BEGIN Passage
Hspice simulation results for conventional voltage SAs (CVSA) optimized for different operating frequencies simulated in 0.18 μm CMOS are shown in Table 1. The output load is 10.0 fF and the target input sensitivity is 100 m VPP.
TABLE 1Optimized operatingfrequencyDelay (ps)Clock-load (fF)RMS Power (μW)1.5 GHz96102402.0 GHz72184102.5 GHz63276553.0 GHz5739980
On the other hand, for frequencies above 1.0 GHz, transistor resizing is of decreasing benefit. This is because the CVSA output parasitic capacitance is comparable to the load capacitance. Resizing to improve CVSA performance also increases the total CVSA capacitance, limiting the overall performance improvement. At a clock frequency of 1.5 GHz, CVSA output parasitic to load capacitance ratio is 0.75. When the transistors are doubled in size, even though the output node capacitance increases by a factor of 1.4, there is still a 1.4 times improvement in the speed. On the other hand, if the transistors are resized by a factor of 4, due to the 2.3 times increase in the output capacitance, there is only a 1.75 times speed improvement. This analysis agrees with the Hspice simulation results given in Table 1. Compared to the 1.5 GHz CVSA, the 3.0 GHz CVSA achieved a 1.7 times improvement in the evaluation delay at the cost of a 4 times increase in the clock-load. Clearly the CVSA has serious performance limitations as clock frequency is increased.
(2) pMOS and nMOS Cross-coupled Sense-amplifiers (pCCSA and nCCSA)
FIG. 2(a) is a schematic of a prior art PMOS cross-coupled SA design. This is a modification to the conventional architecture and does not include a cross-couple transistor pair in the evaluation path 201a. Since both the CVSA design of FIG. 1 and the cross-coupled SA design in FIG. 2(a) share the same basic design, the operation of the two SAs are similar and also have similar drawbacks.
END Passage
> [Questions]
A. In the passage on sense-amplifier design, what is the ratio of CVSA output parasitic capacitance to load capacitance at a 1.5 GHz clock frequency?
B. Extend the passage on sense-amplifier design, starting after its final sentence.
BEGIN Data listing
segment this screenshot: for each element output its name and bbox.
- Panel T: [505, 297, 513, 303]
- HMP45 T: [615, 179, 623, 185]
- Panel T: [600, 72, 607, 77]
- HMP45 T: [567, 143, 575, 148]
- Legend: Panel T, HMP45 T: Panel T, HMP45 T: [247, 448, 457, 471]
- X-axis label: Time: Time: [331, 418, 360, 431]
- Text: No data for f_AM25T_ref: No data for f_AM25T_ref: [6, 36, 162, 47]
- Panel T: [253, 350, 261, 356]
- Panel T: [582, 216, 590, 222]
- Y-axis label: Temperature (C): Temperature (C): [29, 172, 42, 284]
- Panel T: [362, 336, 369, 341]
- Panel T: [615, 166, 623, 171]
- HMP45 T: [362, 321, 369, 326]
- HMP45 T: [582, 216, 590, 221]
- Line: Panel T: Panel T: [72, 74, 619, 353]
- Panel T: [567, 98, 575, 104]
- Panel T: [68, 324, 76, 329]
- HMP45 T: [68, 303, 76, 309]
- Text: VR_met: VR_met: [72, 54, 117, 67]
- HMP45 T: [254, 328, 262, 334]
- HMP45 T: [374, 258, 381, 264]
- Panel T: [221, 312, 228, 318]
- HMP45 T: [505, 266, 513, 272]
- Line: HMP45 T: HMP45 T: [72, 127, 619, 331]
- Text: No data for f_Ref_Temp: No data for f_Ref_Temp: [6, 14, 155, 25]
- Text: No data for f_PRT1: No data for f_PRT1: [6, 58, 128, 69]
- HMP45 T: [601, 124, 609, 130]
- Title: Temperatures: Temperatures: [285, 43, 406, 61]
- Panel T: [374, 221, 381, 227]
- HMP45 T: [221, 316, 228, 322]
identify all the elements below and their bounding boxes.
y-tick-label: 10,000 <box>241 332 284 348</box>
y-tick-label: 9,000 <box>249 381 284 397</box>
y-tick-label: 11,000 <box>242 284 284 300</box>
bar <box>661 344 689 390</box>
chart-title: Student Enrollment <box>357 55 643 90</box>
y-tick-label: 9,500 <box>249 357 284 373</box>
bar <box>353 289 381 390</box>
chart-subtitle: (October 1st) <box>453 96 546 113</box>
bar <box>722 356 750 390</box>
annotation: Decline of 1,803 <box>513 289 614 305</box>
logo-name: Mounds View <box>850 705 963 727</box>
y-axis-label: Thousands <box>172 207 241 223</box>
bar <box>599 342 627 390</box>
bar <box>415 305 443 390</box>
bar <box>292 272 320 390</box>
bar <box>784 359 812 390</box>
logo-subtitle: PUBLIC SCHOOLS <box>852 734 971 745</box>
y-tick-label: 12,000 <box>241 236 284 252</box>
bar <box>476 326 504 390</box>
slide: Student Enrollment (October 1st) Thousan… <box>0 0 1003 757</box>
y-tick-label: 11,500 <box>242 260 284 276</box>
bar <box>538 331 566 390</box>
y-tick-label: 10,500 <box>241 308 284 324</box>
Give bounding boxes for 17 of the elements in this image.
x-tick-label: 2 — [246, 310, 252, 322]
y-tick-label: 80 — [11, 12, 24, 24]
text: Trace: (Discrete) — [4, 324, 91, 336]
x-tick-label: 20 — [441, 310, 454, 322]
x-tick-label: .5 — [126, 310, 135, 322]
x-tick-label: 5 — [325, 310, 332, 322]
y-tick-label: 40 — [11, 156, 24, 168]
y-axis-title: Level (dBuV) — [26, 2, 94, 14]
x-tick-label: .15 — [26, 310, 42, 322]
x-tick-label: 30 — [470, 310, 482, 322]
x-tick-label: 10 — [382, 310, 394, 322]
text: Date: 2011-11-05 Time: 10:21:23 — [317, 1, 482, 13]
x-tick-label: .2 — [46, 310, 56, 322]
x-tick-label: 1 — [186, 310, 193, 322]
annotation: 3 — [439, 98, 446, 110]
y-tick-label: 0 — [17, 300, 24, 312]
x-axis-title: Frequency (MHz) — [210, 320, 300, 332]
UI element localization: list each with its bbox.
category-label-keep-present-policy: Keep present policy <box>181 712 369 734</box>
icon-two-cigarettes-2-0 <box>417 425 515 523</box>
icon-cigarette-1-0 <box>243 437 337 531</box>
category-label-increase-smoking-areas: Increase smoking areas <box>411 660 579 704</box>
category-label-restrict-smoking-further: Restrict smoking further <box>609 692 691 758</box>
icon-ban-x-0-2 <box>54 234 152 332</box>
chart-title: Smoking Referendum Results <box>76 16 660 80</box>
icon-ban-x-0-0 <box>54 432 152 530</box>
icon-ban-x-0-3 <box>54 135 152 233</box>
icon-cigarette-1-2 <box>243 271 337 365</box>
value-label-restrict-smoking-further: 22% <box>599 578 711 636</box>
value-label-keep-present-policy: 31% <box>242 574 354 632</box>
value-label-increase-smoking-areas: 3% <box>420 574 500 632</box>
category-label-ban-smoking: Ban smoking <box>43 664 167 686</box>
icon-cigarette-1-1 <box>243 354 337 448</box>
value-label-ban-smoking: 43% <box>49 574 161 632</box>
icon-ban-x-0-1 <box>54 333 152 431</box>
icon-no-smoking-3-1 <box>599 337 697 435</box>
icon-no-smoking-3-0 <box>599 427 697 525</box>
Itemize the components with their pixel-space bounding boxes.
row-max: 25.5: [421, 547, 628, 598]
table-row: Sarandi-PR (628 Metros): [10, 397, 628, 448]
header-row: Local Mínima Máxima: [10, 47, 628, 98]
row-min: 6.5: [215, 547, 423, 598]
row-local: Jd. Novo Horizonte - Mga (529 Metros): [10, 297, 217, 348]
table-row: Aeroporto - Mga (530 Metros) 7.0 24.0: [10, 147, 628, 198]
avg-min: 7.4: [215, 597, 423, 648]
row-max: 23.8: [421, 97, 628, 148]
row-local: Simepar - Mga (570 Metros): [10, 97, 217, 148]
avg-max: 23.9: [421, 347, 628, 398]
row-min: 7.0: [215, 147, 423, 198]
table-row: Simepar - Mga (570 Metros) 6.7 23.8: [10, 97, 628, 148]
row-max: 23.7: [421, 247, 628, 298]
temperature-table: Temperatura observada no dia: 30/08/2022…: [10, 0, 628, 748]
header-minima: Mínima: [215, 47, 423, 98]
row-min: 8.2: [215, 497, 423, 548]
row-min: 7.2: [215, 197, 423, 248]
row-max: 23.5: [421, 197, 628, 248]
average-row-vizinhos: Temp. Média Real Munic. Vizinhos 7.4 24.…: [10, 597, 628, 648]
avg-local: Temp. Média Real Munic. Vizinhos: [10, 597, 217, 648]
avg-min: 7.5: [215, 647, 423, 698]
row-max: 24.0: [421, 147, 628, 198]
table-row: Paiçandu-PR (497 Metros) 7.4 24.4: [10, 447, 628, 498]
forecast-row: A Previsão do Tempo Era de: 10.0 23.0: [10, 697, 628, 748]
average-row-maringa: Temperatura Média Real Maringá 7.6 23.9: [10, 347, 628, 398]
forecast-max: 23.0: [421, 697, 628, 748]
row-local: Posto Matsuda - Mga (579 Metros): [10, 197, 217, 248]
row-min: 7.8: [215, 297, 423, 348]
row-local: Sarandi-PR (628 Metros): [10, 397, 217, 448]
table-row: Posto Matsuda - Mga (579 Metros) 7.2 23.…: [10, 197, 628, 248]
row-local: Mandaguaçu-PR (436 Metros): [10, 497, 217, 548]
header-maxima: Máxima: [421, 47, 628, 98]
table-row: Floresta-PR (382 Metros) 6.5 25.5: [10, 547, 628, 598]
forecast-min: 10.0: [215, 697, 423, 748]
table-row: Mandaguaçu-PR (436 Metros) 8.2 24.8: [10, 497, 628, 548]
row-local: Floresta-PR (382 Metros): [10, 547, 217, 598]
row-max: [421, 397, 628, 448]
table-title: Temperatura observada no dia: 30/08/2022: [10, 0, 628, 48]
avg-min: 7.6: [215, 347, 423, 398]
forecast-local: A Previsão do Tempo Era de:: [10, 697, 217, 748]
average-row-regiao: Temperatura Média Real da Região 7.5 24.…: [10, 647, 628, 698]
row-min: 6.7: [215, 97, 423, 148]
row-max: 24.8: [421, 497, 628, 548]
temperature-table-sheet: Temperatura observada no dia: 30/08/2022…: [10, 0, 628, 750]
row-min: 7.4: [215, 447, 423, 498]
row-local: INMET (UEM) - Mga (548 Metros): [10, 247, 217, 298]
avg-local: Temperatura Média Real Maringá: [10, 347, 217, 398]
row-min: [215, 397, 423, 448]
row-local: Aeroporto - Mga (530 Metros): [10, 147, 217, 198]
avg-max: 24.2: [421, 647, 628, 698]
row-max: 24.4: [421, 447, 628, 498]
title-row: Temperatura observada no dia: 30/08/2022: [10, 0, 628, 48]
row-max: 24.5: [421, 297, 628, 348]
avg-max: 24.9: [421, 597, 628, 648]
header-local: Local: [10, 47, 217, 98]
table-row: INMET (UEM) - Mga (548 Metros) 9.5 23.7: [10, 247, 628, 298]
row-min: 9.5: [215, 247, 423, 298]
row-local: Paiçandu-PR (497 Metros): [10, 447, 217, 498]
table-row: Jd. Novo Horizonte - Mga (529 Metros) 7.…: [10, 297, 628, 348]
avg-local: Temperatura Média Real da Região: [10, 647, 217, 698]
END Data listing
> [Task answers]
A. 0.75

B.
Eliminating the cross-coupled transistors from the evaluation chain reduces the evaluation path depth and the number of parasitic nodes in the SA. In a pCCSA, when the NMOS cross-coupled transistors MN3 and MN4 in FIG. 1 are eliminated from the evaluation path, the PMOS cross-coupled pair MP1 and MP2 need to be resized to compensate. The resulting increased in the pMOS cross-couple pair MP1 and MP2 increases the SA parasitic capacitance and reduces the SA frequency response.
The frequency response of the cross-couple SA can be improved by swapping the pMOS and nMOS transistors, resulting in the prior art nMOS cross-couple sense amplifier (nCCSA) shown in FIG. 2b, with an evaluation path 201b. 
Compared with a pMOS cross-couple load, an nMOS cross-couple load is able to provide stronger positive feedback. In addition, since the nCCSA uses nMOS predischarge, compared to the pMOS counterpart, the equalization phase has faster response time and lower capacitance. In addition, the analysis of the clock-load characteristics shows that predischarge architecture also reduces the equalization phase clock-load significantly.
Although there is a significant reduction in equalization clock-load, it does not translate into a significant reduction in the total clock-load. In nCCSA, the clocked PMOS evaluation transistor MPC dominates the clock-load, and the capacitance contribution of MPC is 4 times greater than the capacitive contribution of MNC1 and MNC2 for 3.0 GHz SA in 0.18 μm technology.